*Stated goal*
Can the data below be echoed back word for word?

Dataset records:
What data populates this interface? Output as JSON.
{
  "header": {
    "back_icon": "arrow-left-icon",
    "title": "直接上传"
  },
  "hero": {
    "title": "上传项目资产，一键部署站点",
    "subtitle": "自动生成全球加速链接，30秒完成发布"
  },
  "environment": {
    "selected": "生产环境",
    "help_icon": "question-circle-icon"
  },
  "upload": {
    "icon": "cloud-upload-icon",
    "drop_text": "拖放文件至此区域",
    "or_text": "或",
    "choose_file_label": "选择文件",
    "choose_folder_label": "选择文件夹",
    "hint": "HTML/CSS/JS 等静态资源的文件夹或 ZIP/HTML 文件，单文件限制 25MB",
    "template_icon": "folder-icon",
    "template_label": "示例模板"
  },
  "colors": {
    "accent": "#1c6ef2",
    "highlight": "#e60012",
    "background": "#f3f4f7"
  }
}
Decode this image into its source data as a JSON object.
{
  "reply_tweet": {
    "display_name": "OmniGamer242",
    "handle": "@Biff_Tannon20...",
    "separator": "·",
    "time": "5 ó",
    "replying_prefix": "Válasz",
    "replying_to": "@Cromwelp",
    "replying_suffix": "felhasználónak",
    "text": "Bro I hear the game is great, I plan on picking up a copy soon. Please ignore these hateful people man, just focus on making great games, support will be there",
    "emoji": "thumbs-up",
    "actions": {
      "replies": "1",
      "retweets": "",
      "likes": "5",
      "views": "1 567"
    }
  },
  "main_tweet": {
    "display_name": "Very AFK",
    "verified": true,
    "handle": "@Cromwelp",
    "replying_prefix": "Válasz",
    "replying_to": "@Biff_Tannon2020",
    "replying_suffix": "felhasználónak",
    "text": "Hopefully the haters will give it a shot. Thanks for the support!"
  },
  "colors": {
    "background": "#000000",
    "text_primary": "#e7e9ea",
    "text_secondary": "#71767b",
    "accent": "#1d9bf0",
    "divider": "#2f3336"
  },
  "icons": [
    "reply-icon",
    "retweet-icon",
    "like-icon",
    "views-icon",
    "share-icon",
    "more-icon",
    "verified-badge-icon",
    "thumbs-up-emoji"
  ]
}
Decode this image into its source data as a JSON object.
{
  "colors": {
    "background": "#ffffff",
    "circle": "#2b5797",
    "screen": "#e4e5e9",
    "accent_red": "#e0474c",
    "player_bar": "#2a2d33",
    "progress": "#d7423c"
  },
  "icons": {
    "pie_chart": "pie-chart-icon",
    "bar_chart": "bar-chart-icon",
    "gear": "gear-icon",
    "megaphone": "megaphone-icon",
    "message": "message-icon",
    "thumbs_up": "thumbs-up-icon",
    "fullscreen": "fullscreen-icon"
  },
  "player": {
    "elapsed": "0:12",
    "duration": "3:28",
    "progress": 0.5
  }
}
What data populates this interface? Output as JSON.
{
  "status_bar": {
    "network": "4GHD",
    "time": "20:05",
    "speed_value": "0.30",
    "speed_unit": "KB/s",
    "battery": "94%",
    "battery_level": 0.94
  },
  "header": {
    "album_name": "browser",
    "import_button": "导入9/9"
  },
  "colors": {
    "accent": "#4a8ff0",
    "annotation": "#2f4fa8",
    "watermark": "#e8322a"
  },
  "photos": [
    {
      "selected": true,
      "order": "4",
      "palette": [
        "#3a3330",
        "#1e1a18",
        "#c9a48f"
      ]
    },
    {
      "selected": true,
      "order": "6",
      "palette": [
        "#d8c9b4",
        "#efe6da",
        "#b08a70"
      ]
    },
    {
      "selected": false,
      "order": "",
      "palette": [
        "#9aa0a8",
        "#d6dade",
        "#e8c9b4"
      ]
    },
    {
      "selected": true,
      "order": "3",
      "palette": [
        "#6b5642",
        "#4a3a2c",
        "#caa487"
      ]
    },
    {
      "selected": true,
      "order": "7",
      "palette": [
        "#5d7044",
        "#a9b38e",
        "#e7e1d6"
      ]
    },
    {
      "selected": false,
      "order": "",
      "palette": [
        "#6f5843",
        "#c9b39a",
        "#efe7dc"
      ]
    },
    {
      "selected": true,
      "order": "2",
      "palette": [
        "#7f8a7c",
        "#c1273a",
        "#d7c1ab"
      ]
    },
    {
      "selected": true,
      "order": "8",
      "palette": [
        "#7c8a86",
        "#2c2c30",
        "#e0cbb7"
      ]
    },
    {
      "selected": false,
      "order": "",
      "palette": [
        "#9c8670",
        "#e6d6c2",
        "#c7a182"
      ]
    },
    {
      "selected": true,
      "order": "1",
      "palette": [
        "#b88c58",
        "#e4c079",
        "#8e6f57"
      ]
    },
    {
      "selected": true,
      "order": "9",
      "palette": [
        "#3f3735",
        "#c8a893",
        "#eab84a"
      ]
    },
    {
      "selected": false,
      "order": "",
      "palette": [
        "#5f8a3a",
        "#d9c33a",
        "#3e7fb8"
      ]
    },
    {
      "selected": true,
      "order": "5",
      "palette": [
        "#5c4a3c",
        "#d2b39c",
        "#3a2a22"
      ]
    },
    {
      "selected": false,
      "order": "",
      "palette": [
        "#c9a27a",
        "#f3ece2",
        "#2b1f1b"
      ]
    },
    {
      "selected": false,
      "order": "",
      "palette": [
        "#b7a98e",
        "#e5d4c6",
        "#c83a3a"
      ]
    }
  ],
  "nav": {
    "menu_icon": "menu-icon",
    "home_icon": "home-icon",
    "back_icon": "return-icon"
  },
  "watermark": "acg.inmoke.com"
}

*Exercise output*
What data populates this interface? Output as JSON.
{
  "header": {
    "back_icon": "arrow-left-icon",
    "title": "直接上传"
  },
  "hero": {
    "title": "上传项目资产，一键部署站点",
    "subtitle": "自动生成全球加速链接，30秒完成发布"
  },
  "environment": {
    "selected": "生产环境",
    "help_icon": "question-circle-icon"
  },
  "upload": {
    "icon": "cloud-upload-icon",
    "drop_text": "拖放文件至此区域",
    "or_text": "或",
    "choose_file_label": "选择文件",
    "choose_folder_label": "选择文件夹",
    "hint": "HTML/CSS/JS 等静态资源的文件夹或 ZIP/HTML 文件，单文件限制 25MB",
    "template_icon": "folder-icon",
    "template_label": "示例模板"
  },
  "colors": {
    "accent": "#1c6ef2",
    "highlight": "#e60012",
    "background": "#f3f4f7"
  }
}
Decode this image into its source data as a JSON object.
{
  "reply_tweet": {
    "display_name": "OmniGamer242",
    "handle": "@Biff_Tannon20...",
    "separator": "·",
    "time": "5 ó",
    "replying_prefix": "Válasz",
    "replying_to": "@Cromwelp",
    "replying_suffix": "felhasználónak",
    "text": "Bro I hear the game is great, I plan on picking up a copy soon. Please ignore these hateful people man, just focus on making great games, support will be there",
    "emoji": "thumbs-up",
    "actions": {
      "replies": "1",
      "retweets": "",
      "likes": "5",
      "views": "1 567"
    }
  },
  "main_tweet": {
    "display_name": "Very AFK",
    "verified": true,
    "handle": "@Cromwelp",
    "replying_prefix": "Válasz",
    "replying_to": "@Biff_Tannon2020",
    "replying_suffix": "felhasználónak",
    "text": "Hopefully the haters will give it a shot. Thanks for the support!"
  },
  "colors": {
    "background": "#000000",
    "text_primary": "#e7e9ea",
    "text_secondary": "#71767b",
    "accent": "#1d9bf0",
    "divider": "#2f3336"
  },
  "icons": [
    "reply-icon",
    "retweet-icon",
    "like-icon",
    "views-icon",
    "share-icon",
    "more-icon",
    "verified-badge-icon",
    "thumbs-up-emoji"
  ]
}
Decode this image into its source data as a JSON object.
{
  "colors": {
    "background": "#ffffff",
    "circle": "#2b5797",
    "screen": "#e4e5e9",
    "accent_red": "#e0474c",
    "player_bar": "#2a2d33",
    "progress": "#d7423c"
  },
  "icons": {
    "pie_chart": "pie-chart-icon",
    "bar_chart": "bar-chart-icon",
    "gear": "gear-icon",
    "megaphone": "megaphone-icon",
    "message": "message-icon",
    "thumbs_up": "thumbs-up-icon",
    "fullscreen": "fullscreen-icon"
  },
  "player": {
    "elapsed": "0:12",
    "duration": "3:28",
    "progress": 0.5
  }
}
What data populates this interface? Output as JSON.
{
  "status_bar": {
    "network": "4GHD",
    "time": "20:05",
    "speed_value": "0.30",
    "speed_unit": "KB/s",
    "battery": "94%",
    "battery_level": 0.94
  },
  "header": {
    "album_name": "browser",
    "import_button": "导入9/9"
  },
  "colors": {
    "accent": "#4a8ff0",
    "annotation": "#2f4fa8",
    "watermark": "#e8322a"
  },
  "photos": [
    {
      "selected": true,
      "order": "4",
      "palette": [
        "#3a3330",
        "#1e1a18",
        "#c9a48f"
      ]
    },
    {
      "selected": true,
      "order": "6",
      "palette": [
        "#d8c9b4",
        "#efe6da",
        "#b08a70"
      ]
    },
    {
      "selected": false,
      "order": "",
      "palette": [
        "#9aa0a8",
        "#d6dade",
        "#e8c9b4"
      ]
    },
    {
      "selected": true,
      "order": "3",
      "palette": [
        "#6b5642",
        "#4a3a2c",
        "#caa487"
      ]
    },
    {
      "selected": true,
      "order": "7",
      "palette": [
        "#5d7044",
        "#a9b38e",
        "#e7e1d6"
      ]
    },
    {
      "selected": false,
      "order": "",
      "palette": [
        "#6f5843",
        "#c9b39a",
        "#efe7dc"
      ]
    },
    {
      "selected": true,
      "order": "2",
      "palette": [
        "#7f8a7c",
        "#c1273a",
        "#d7c1ab"
      ]
    },
    {
      "selected": true,
      "order": "8",
      "palette": [
        "#7c8a86",
        "#2c2c30",
        "#e0cbb7"
      ]
    },
    {
      "selected": false,
      "order": "",
      "palette": [
        "#9c8670",
        "#e6d6c2",
        "#c7a182"
      ]
    },
    {
      "selected": true,
      "order": "1",
      "palette": [
        "#b88c58",
        "#e4c079",
        "#8e6f57"
      ]
    },
    {
      "selected": true,
      "order": "9",
      "palette": [
        "#3f3735",
        "#c8a893",
        "#eab84a"
      ]
    },
    {
      "selected": false,
      "order": "",
      "palette": [
        "#5f8a3a",
        "#d9c33a",
        "#3e7fb8"
      ]
    },
    {
      "selected": true,
      "order": "5",
      "palette": [
        "#5c4a3c",
        "#d2b39c",
        "#3a2a22"
      ]
    },
    {
      "selected": false,
      "order": "",
      "palette": [
        "#c9a27a",
        "#f3ece2",
        "#2b1f1b"
      ]
    },
    {
      "selected": false,
      "order": "",
      "palette": [
        "#b7a98e",
        "#e5d4c6",
        "#c83a3a"
      ]
    }
  ],
  "nav": {
    "menu_icon": "menu-icon",
    "home_icon": "home-icon",
    "back_icon": "return-icon"
  },
  "watermark": "acg.inmoke.com"
}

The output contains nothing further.